Complétez ce qui suit:
a – Selon le texte sur les cours à distance, que doivent faire les enseignants pour connaître les formules de cours que préfèrent leurs étudiants ?
b – Poursuivez le texte sur les cours à distance et le mal-être des jeunes à partir de sa dernière phrase.
━━ Extrait du document ━━
Si l’accablement et l’angoisse s’installent présentement dans la jeunesse, c’est pour de multiples raisons, auxquelles les solutions existent. D’abord, les cours en ligne sont une option à rejeter pour l’avenir. L’homme a besoin d’interagir avec son professeur, ses camarades, et de faire de nouvelles rencontres. Il doit rire, raconter des anecdotes, partager des idées. Par les écrans, ces moments essentiels de l’existence sont suspendus. On ne saurait les considérer comme secondaires et anodins : ensemble, ils constituent la vie sociale, nécessaire à l’épanouissement personnel. De plus, nous savons que le fait de rester devant un écran trop longtemps est néfaste pour l’humeur. En allant en classe, nous prenons congé de notre folie des écrans et nous rencontrons la richesse infinie du visage d’autrui.
Ensuite, puisque les cours à distance demeureront malheureusement pour l’hiver, il faudra impérativement que les enseignants consultent mieux leurs étudiants. Ils doivent leur soumettre des questionnaires pour connaître les formules de cours qu’ils préfèrent. On découvrira assez rapidement que les cours préenregistrés ne font le bonheur de personne et qu’il faudra les interdire, tout comme les autres méthodes aussi déplorables. Les enseignants ont aussi le devoir d’interroger leurs étudiants sur leur état psychologique, et de leur rappeler qu’ils peuvent se confier en tout temps auprès d’eux.
Il n’y a pas que les thérapeutes qui font de la thérapeutique : en vérité, ce ne sont surtout pas eux qui guérissent et soutiennent les personnes. Ce qui sert de pilier dans la vie d’un homme, ce sont ses lieux de refuge, comme sa famille, ses amis, sa tendre moitié. Ces gens qui l’environnent sont ses réels médicaments. Or, s’il se trouve amputé de la possibilité de prendre contact avec eux, et plus encore, d’élargir son cercle social, il finit par périr.
━━━
━━ Liste présentée ━━
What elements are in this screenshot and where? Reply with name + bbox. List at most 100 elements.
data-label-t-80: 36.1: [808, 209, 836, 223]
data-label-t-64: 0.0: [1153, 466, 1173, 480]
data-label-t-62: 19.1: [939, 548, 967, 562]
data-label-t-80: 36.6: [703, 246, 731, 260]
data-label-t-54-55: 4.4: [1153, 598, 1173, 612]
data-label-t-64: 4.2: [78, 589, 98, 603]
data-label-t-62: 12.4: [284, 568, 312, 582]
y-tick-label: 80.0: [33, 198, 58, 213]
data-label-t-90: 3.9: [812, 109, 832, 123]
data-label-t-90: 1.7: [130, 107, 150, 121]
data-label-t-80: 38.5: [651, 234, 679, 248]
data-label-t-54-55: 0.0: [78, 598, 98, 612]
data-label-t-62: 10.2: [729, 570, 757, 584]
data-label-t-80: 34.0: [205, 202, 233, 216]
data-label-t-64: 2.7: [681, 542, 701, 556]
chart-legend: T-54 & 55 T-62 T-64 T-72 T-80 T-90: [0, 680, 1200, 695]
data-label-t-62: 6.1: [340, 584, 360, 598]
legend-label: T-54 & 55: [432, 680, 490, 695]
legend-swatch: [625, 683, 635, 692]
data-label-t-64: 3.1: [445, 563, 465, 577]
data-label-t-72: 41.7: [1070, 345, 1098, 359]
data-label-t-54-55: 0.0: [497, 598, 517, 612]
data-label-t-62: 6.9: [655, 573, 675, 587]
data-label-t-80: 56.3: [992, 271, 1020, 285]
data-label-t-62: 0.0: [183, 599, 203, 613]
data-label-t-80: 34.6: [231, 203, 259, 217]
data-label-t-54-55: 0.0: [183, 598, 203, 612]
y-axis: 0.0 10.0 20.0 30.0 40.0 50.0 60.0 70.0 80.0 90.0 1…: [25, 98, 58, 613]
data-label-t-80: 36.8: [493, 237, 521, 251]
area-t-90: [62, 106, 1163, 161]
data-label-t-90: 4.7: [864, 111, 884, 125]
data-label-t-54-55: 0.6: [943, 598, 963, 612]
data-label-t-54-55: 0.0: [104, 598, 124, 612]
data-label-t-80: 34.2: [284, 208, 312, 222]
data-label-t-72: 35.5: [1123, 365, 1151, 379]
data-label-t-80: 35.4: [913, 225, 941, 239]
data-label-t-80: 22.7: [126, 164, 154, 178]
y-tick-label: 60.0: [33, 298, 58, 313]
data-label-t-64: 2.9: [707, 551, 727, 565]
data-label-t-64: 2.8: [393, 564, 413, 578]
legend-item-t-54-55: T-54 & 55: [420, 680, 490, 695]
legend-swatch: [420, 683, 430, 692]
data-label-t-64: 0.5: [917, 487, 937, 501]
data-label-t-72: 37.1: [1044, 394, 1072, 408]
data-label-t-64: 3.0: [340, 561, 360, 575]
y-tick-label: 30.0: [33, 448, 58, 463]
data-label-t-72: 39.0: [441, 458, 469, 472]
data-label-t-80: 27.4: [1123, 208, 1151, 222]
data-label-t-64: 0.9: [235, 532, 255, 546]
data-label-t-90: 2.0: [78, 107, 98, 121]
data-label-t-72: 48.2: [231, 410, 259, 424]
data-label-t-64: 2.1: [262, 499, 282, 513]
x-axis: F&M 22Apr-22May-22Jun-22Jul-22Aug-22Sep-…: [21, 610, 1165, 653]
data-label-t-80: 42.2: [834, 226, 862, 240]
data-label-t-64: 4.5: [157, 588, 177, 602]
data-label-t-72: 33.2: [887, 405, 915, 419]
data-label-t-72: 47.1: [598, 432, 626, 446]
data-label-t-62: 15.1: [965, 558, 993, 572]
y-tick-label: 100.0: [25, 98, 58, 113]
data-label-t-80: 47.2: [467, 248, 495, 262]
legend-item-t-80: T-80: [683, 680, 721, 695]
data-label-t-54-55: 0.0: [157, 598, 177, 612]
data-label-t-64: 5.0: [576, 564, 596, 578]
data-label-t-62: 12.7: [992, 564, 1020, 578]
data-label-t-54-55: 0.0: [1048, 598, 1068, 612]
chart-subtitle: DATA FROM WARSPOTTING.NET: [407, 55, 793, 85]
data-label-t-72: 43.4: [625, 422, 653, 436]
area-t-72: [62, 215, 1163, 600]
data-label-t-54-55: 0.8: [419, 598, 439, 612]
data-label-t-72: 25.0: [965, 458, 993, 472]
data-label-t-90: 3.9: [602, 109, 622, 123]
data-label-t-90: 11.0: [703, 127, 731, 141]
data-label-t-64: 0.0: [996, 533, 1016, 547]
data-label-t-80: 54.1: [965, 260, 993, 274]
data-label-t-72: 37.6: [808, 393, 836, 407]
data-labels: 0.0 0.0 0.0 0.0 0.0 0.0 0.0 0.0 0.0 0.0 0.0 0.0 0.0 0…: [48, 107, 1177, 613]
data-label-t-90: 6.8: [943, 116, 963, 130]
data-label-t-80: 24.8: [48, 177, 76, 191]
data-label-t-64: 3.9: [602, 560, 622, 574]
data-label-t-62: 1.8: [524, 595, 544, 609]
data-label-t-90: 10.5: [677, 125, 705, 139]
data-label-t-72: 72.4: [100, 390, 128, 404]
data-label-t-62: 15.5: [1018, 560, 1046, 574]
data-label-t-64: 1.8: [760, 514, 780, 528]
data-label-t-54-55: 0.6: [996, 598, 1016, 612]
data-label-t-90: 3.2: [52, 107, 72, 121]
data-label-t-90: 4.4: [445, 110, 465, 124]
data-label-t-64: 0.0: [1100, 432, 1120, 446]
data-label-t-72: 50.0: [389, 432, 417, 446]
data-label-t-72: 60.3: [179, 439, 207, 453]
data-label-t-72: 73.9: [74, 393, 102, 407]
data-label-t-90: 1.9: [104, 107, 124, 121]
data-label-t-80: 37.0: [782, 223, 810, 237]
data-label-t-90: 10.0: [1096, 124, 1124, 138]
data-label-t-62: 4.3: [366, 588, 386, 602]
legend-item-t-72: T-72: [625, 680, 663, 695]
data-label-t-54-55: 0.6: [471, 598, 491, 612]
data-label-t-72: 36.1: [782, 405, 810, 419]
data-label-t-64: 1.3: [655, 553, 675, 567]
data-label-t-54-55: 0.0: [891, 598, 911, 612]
━━━
Résultats de l'exercice:
a – Ils doivent leur soumettre des questionnaires.

b –
Nous nous en rendons compte de plus en plus : dans le reconfinement actuel (puisque c’en est un) exagère un brin. Dire cela n’est pas encourager un quelconque mouvement anti-masque. Le gouvernement du Québec ferme des lieux où les éclosions sont soit peu probables, soit quasi impossibles. Des mesures pertinentes et équilibrées exigeraient des seules personnes à risque, soient les 70 ans et plus, de respecter des consignes plus strictes. Les plus jeunes ne devraient pas avoir à éviter tout contact comme si leur vie en dépendait, puisque ce n’est tout simplement pas le cas, à quelques exceptions près. De même, les établissements postsecondaires n’ont pas à imposer des cours à distance qui font plus de tort que de bien. En enjoignant la population à suivre les consignes sanitaires élémentaires tout en donnant les moyens de mener une vie sociale, nos gouvernements peuvent combattre ce virus tout en évitant à toute une collectivité et une génération une année de chagrin pandémique.